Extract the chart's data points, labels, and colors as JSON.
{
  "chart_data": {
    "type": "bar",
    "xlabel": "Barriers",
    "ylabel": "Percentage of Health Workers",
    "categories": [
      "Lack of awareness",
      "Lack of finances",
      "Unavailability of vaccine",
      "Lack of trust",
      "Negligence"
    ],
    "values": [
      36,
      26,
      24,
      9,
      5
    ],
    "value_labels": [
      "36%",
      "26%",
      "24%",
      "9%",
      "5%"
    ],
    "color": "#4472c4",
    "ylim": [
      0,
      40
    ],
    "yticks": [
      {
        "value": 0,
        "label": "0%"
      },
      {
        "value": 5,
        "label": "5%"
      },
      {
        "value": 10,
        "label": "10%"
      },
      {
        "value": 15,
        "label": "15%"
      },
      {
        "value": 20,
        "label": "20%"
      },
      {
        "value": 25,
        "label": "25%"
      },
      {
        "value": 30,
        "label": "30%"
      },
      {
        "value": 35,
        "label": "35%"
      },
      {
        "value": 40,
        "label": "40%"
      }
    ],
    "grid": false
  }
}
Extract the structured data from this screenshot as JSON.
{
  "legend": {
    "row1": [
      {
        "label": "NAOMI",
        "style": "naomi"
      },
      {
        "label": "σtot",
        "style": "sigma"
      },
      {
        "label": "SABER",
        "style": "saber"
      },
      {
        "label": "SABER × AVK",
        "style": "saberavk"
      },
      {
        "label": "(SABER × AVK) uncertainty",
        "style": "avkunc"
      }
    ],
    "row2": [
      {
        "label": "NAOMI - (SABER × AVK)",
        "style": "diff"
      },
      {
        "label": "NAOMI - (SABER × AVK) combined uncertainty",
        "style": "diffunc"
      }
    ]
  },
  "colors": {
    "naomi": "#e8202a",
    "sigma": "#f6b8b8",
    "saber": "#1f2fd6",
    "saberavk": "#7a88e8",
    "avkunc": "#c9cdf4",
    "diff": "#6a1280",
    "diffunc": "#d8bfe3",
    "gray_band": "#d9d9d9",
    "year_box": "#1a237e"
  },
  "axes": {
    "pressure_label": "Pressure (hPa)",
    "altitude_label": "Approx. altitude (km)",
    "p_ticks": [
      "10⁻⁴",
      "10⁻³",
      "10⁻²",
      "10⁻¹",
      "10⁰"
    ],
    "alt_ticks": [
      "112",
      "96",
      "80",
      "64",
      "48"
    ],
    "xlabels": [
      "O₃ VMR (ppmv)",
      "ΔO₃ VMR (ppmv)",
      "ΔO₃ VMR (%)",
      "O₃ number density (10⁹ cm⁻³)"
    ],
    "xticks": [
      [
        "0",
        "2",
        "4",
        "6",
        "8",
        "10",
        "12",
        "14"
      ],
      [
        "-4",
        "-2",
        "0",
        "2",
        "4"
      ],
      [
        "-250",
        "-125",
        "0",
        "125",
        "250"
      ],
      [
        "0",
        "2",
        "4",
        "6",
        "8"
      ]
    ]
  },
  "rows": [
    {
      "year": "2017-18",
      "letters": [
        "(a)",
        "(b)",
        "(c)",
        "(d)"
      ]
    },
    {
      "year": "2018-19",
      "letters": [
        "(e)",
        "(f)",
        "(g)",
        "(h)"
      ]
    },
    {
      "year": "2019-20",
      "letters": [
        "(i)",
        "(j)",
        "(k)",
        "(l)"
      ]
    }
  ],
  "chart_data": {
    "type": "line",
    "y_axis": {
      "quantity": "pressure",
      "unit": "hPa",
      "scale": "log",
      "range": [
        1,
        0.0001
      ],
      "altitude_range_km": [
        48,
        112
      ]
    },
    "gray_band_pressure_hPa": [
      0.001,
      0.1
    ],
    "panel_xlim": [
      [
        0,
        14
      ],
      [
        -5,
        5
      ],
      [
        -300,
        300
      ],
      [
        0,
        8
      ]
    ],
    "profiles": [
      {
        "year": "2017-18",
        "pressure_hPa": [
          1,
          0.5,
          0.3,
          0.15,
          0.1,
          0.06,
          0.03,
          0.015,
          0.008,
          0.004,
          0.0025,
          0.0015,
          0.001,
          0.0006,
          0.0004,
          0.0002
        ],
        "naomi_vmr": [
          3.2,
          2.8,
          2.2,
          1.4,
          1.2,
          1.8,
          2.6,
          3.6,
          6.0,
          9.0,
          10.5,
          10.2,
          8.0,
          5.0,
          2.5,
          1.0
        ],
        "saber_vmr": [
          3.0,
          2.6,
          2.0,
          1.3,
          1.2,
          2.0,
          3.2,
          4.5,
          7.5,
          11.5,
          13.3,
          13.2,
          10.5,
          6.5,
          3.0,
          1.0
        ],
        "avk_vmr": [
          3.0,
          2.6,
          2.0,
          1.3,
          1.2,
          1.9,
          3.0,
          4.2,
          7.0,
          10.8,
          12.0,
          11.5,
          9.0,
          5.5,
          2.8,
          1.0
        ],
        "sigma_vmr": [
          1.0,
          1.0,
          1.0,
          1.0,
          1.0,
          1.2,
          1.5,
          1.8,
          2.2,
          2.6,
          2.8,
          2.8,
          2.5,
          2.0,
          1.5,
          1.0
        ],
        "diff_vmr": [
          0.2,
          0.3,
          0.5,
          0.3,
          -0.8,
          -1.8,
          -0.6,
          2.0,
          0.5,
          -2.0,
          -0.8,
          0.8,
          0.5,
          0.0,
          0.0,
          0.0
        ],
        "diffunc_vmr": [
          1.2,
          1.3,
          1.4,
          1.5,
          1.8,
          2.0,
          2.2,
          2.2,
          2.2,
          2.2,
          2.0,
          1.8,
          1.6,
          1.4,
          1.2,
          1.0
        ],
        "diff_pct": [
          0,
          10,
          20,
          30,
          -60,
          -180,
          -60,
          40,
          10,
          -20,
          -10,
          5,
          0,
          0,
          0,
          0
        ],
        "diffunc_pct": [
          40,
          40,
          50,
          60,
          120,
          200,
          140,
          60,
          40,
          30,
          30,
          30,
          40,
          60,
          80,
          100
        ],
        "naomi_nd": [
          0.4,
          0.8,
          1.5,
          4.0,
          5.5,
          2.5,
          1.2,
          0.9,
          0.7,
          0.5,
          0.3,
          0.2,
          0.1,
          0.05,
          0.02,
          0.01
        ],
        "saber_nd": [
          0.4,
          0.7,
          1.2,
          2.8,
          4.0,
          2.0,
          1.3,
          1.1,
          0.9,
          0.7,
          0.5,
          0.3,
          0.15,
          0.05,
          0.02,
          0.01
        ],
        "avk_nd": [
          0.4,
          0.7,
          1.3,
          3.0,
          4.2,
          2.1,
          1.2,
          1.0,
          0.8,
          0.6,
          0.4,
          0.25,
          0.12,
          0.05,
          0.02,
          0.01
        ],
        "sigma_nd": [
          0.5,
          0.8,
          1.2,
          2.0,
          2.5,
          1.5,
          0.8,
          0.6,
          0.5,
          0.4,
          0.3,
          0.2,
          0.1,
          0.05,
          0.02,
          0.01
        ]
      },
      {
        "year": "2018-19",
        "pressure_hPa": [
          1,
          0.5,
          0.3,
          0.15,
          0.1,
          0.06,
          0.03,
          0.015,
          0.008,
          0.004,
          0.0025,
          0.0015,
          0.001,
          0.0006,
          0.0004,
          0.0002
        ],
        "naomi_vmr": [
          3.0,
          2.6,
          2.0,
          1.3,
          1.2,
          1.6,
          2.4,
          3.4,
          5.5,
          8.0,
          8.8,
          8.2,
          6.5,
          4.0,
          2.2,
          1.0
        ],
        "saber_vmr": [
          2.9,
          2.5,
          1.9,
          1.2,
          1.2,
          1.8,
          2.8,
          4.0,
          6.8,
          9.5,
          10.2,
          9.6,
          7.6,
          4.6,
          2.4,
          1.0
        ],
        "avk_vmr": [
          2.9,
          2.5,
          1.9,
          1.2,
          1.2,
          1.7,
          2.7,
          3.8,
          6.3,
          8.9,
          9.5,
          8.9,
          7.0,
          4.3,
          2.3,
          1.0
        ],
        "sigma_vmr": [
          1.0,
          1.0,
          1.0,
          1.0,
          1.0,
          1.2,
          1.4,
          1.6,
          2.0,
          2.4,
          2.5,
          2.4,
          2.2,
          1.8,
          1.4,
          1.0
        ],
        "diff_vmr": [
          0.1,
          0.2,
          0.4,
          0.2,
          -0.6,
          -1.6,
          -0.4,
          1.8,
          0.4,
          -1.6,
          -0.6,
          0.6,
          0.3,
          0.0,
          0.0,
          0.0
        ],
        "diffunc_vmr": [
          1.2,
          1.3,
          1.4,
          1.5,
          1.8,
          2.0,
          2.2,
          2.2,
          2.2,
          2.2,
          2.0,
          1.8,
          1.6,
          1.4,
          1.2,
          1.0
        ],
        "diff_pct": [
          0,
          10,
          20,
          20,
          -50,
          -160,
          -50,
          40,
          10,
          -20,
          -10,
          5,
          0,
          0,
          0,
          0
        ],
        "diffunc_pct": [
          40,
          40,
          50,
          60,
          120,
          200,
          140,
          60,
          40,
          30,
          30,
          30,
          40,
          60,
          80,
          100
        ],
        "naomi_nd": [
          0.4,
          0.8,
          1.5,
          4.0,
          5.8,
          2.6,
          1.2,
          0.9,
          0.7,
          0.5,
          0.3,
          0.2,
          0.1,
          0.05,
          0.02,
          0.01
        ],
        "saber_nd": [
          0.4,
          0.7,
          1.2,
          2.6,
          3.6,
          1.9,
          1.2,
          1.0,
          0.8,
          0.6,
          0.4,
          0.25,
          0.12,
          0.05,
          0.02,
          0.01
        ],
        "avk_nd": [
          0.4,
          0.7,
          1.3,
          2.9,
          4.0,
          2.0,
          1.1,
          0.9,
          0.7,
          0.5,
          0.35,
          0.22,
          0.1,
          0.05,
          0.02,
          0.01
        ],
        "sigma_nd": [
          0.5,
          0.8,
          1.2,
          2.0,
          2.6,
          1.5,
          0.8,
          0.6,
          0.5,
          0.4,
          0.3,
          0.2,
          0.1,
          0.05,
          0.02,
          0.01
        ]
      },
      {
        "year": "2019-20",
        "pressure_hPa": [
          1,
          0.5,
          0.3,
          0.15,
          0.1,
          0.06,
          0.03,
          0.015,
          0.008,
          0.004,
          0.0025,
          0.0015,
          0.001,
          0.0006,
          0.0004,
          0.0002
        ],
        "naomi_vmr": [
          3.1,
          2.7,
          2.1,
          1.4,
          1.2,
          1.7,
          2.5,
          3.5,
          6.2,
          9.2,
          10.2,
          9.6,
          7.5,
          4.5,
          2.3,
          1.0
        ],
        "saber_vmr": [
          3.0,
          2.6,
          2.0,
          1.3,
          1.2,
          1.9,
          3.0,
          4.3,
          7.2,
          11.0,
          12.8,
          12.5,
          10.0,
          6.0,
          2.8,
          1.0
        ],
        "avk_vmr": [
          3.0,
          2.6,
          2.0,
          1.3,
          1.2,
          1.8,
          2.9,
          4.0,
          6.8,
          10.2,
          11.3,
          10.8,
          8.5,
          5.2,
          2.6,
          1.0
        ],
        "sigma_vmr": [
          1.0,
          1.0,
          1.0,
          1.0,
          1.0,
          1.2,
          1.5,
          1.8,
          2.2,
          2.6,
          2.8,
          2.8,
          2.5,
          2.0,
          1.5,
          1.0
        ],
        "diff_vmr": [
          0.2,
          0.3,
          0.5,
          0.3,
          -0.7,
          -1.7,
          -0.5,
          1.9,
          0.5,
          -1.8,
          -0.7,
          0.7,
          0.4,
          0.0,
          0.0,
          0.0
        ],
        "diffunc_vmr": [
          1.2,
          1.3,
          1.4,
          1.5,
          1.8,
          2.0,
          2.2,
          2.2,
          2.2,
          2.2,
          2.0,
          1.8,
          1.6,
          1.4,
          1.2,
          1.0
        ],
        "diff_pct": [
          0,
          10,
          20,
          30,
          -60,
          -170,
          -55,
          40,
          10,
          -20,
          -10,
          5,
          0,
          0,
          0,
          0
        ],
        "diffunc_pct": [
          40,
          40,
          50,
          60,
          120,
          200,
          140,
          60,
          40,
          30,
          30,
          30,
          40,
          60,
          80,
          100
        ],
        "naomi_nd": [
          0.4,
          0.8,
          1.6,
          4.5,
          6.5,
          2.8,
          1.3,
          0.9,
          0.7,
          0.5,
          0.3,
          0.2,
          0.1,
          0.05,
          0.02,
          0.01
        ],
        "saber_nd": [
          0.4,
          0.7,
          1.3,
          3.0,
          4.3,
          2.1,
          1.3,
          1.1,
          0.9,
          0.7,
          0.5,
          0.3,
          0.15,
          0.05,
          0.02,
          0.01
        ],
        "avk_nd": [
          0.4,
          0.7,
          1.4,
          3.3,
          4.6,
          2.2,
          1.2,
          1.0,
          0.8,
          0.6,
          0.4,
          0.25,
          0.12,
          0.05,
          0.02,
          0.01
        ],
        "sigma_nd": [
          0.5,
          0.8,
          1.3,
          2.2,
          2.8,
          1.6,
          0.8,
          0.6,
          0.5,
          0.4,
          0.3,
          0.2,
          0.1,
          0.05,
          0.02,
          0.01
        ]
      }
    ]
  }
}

* _EXERCISE TASK_: Count how many lines in the data above hold the string "Extract", and give the number with no other words.

* _RESULT_: 2